• **STATED GOAL**
Answer with one number only: the number of lines that contain "Profit".

• **DATA SUPPLIED**
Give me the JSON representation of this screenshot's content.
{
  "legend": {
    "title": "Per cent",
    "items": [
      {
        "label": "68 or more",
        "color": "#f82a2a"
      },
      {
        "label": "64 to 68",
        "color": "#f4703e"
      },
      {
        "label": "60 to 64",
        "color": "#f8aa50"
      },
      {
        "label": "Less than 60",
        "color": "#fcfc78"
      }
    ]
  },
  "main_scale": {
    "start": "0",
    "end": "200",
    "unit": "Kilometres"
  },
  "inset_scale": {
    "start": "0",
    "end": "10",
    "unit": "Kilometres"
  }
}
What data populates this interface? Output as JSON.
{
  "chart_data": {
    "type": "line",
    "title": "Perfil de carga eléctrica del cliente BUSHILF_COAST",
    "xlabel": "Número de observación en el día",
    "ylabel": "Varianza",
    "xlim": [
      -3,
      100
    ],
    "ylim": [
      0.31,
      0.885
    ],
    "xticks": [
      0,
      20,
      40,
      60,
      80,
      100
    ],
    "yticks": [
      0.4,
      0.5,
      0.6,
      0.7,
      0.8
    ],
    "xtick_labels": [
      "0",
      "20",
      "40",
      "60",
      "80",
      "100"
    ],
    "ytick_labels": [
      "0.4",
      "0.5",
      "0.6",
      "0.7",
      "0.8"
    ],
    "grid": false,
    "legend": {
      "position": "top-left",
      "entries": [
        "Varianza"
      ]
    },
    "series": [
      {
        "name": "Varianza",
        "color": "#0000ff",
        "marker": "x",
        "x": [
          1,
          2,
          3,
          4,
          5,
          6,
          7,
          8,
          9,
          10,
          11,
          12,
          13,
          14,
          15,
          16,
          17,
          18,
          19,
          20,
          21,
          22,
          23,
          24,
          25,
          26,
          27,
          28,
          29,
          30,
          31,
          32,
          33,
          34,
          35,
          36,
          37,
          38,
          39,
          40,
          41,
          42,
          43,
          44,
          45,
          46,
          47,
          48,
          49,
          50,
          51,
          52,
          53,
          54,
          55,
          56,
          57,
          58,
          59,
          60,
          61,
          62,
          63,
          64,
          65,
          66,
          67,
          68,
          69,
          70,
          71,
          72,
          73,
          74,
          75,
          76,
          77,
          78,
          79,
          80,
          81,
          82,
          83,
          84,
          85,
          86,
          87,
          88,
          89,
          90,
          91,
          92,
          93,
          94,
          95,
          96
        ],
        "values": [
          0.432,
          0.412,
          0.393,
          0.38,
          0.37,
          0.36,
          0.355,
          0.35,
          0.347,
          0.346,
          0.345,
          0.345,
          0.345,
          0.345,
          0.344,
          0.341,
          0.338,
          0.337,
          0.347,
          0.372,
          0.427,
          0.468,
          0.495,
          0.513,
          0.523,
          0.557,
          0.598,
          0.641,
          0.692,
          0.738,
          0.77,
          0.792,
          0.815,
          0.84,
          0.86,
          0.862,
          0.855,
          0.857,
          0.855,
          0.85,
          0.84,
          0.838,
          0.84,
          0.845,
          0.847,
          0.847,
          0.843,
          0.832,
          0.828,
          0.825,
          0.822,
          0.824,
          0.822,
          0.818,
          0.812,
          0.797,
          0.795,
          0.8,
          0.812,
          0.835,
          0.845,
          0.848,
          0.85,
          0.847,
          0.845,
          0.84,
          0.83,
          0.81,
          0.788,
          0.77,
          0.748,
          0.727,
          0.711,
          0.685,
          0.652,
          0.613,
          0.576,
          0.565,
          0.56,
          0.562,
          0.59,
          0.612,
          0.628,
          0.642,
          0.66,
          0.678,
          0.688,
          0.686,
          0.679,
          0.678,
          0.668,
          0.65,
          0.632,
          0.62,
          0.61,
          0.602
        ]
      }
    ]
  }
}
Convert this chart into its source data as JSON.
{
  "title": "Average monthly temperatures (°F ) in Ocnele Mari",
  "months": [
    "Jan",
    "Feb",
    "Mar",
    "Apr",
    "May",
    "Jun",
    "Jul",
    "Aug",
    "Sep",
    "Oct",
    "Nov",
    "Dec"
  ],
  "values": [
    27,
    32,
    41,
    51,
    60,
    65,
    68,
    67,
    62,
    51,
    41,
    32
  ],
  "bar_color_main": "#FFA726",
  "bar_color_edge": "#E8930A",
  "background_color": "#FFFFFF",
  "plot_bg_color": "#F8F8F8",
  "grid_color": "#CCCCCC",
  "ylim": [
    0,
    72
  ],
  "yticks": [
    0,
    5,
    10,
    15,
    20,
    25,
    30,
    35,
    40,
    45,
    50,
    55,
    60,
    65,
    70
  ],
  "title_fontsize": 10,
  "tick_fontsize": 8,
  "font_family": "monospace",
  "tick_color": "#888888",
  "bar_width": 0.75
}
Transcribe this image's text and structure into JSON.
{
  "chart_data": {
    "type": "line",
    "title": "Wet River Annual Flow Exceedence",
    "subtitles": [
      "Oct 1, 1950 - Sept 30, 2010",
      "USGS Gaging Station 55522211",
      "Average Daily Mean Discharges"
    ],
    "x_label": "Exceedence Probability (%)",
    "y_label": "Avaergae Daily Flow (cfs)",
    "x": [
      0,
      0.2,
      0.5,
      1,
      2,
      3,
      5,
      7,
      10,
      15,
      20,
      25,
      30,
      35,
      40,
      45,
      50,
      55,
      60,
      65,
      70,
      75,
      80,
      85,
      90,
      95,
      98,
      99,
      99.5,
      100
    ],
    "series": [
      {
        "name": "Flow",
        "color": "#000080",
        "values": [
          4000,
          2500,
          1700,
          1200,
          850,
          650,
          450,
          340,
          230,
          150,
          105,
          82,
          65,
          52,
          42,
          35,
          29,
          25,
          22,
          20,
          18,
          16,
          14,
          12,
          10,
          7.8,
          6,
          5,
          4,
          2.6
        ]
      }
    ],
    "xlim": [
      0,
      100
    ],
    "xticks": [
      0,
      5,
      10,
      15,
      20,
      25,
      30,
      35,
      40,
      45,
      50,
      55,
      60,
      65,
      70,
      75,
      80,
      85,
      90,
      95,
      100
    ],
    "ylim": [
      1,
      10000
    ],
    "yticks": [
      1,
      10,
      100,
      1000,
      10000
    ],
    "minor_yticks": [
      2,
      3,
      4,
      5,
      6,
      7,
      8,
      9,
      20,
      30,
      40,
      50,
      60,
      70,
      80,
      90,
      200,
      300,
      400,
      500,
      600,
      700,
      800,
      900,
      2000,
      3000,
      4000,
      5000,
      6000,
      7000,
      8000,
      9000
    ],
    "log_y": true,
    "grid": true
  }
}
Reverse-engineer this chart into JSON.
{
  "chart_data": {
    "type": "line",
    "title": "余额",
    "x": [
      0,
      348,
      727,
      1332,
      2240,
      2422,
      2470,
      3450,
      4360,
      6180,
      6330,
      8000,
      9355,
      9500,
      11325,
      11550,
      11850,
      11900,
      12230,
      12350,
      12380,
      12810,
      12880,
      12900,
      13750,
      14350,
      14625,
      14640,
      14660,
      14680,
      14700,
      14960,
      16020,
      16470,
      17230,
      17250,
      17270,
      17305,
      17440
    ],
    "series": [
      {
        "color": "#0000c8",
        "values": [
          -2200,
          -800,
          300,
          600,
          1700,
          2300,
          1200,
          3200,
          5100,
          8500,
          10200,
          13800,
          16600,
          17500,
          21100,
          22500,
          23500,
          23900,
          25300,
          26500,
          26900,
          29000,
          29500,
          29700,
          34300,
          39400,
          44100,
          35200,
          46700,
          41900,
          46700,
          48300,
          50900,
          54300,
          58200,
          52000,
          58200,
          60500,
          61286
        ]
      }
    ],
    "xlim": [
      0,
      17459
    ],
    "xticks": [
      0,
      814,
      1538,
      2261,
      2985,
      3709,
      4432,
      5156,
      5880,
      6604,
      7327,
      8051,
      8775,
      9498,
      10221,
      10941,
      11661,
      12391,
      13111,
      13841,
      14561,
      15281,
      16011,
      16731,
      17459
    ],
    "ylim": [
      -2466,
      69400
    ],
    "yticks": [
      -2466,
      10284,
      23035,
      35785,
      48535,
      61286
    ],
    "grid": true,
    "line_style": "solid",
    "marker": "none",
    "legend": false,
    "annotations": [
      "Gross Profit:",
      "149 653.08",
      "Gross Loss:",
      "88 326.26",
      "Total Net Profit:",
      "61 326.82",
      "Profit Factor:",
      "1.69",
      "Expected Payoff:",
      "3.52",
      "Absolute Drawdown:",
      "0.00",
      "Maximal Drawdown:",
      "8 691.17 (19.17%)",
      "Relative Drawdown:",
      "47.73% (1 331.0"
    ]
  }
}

• **TASK SOLUTION**
3